Stored records

* START *

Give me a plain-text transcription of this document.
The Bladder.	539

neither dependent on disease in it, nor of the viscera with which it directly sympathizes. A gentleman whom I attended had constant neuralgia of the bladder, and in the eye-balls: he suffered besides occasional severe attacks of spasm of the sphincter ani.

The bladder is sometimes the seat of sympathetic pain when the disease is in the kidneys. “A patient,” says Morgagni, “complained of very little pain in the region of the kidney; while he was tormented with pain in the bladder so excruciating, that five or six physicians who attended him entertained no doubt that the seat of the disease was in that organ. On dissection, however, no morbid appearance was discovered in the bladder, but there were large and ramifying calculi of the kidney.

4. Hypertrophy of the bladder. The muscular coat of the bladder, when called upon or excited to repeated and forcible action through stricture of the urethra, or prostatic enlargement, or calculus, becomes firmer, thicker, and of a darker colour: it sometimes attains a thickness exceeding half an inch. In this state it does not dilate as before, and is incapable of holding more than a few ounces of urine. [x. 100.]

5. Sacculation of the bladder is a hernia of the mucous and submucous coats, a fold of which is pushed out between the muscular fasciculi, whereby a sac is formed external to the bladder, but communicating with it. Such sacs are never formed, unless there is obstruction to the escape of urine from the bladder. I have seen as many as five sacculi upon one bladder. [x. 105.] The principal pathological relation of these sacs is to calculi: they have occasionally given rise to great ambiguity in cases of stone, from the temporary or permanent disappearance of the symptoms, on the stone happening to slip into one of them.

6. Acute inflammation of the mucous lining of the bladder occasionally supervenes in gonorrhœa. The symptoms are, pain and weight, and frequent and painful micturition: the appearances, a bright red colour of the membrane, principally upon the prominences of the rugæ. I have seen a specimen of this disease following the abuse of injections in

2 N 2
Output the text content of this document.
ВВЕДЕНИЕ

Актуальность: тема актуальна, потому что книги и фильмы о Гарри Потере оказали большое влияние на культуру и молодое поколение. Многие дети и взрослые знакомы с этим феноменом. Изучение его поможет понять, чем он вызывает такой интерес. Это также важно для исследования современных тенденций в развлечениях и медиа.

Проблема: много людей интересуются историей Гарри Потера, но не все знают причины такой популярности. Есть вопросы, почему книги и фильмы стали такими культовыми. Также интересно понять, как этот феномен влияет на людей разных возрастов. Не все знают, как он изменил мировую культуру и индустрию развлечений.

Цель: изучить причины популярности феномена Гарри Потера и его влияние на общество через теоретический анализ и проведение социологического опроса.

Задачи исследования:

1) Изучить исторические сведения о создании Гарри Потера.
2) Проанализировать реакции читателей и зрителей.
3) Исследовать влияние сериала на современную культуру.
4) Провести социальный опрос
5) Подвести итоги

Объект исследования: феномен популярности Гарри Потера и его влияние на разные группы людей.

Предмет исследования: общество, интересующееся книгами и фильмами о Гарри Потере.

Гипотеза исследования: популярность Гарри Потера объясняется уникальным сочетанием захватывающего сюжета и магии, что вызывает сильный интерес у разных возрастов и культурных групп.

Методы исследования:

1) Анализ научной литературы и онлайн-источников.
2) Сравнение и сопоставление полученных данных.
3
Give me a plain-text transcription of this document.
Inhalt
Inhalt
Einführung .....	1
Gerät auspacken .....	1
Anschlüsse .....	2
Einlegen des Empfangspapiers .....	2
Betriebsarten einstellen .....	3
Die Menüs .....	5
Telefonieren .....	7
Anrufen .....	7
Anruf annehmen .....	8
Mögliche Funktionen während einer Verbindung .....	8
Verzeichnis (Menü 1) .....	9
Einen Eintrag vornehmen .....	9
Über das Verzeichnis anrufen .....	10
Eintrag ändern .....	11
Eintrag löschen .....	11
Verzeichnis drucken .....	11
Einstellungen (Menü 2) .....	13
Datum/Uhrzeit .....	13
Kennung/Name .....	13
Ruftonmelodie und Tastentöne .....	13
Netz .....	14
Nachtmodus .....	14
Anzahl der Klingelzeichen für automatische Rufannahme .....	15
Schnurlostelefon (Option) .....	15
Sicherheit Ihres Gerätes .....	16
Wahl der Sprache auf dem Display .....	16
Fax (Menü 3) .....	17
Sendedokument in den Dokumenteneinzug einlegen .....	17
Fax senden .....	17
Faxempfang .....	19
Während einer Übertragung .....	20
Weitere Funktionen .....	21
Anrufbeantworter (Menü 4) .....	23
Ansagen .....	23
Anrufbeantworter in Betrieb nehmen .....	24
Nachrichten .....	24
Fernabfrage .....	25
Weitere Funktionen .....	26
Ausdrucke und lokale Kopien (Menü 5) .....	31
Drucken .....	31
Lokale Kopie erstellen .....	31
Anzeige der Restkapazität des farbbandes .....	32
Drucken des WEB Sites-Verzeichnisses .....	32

* END *

Write out the complete set of records exactly as given.

--- CORRECT RESULT ---
Give me a plain-text transcription of this document.
The Bladder.	539

neither dependent on disease in it, nor of the viscera with which it directly sympathizes. A gentleman whom I attended had constant neuralgia of the bladder, and in the eye-balls: he suffered besides occasional severe attacks of spasm of the sphincter ani.

The bladder is sometimes the seat of sympathetic pain when the disease is in the kidneys. “A patient,” says Morgagni, “complained of very little pain in the region of the kidney; while he was tormented with pain in the bladder so excruciating, that five or six physicians who attended him entertained no doubt that the seat of the disease was in that organ. On dissection, however, no morbid appearance was discovered in the bladder, but there were large and ramifying calculi of the kidney.

4. Hypertrophy of the bladder. The muscular coat of the bladder, when called upon or excited to repeated and forcible action through stricture of the urethra, or prostatic enlargement, or calculus, becomes firmer, thicker, and of a darker colour: it sometimes attains a thickness exceeding half an inch. In this state it does not dilate as before, and is incapable of holding more than a few ounces of urine. [x. 100.]

5. Sacculation of the bladder is a hernia of the mucous and submucous coats, a fold of which is pushed out between the muscular fasciculi, whereby a sac is formed external to the bladder, but communicating with it. Such sacs are never formed, unless there is obstruction to the escape of urine from the bladder. I have seen as many as five sacculi upon one bladder. [x. 105.] The principal pathological relation of these sacs is to calculi: they have occasionally given rise to great ambiguity in cases of stone, from the temporary or permanent disappearance of the symptoms, on the stone happening to slip into one of them.

6. Acute inflammation of the mucous lining of the bladder occasionally supervenes in gonorrhœa. The symptoms are, pain and weight, and frequent and painful micturition: the appearances, a bright red colour of the membrane, principally upon the prominences of the rugæ. I have seen a specimen of this disease following the abuse of injections in

2 N 2
Output the text content of this document.
ВВЕДЕНИЕ

Актуальность: тема актуальна, потому что книги и фильмы о Гарри Потере оказали большое влияние на культуру и молодое поколение. Многие дети и взрослые знакомы с этим феноменом. Изучение его поможет понять, чем он вызывает такой интерес. Это также важно для исследования современных тенденций в развлечениях и медиа.

Проблема: много людей интересуются историей Гарри Потера, но не все знают причины такой популярности. Есть вопросы, почему книги и фильмы стали такими культовыми. Также интересно понять, как этот феномен влияет на людей разных возрастов. Не все знают, как он изменил мировую культуру и индустрию развлечений.

Цель: изучить причины популярности феномена Гарри Потера и его влияние на общество через теоретический анализ и проведение социологического опроса.

Задачи исследования:

1) Изучить исторические сведения о создании Гарри Потера.
2) Проанализировать реакции читателей и зрителей.
3) Исследовать влияние сериала на современную культуру.
4) Провести социальный опрос
5) Подвести итоги

Объект исследования: феномен популярности Гарри Потера и его влияние на разные группы людей.

Предмет исследования: общество, интересующееся книгами и фильмами о Гарри Потере.

Гипотеза исследования: популярность Гарри Потера объясняется уникальным сочетанием захватывающего сюжета и магии, что вызывает сильный интерес у разных возрастов и культурных групп.

Методы исследования:

1) Анализ научной литературы и онлайн-источников.
2) Сравнение и сопоставление полученных данных.
3
Give me a plain-text transcription of this document.
Inhalt
Inhalt
Einführung .....	1
Gerät auspacken .....	1
Anschlüsse .....	2
Einlegen des Empfangspapiers .....	2
Betriebsarten einstellen .....	3
Die Menüs .....	5
Telefonieren .....	7
Anrufen .....	7
Anruf annehmen .....	8
Mögliche Funktionen während einer Verbindung .....	8
Verzeichnis (Menü 1) .....	9
Einen Eintrag vornehmen .....	9
Über das Verzeichnis anrufen .....	10
Eintrag ändern .....	11
Eintrag löschen .....	11
Verzeichnis drucken .....	11
Einstellungen (Menü 2) .....	13
Datum/Uhrzeit .....	13
Kennung/Name .....	13
Ruftonmelodie und Tastentöne .....	13
Netz .....	14
Nachtmodus .....	14
Anzahl der Klingelzeichen für automatische Rufannahme .....	15
Schnurlostelefon (Option) .....	15
Sicherheit Ihres Gerätes .....	16
Wahl der Sprache auf dem Display .....	16
Fax (Menü 3) .....	17
Sendedokument in den Dokumenteneinzug einlegen .....	17
Fax senden .....	17
Faxempfang .....	19
Während einer Übertragung .....	20
Weitere Funktionen .....	21
Anrufbeantworter (Menü 4) .....	23
Ansagen .....	23
Anrufbeantworter in Betrieb nehmen .....	24
Nachrichten .....	24
Fernabfrage .....	25
Weitere Funktionen .....	26
Ausdrucke und lokale Kopien (Menü 5) .....	31
Drucken .....	31
Lokale Kopie erstellen .....	31
Anzeige der Restkapazität des farbbandes .....	32
Drucken des WEB Sites-Verzeichnisses .....	32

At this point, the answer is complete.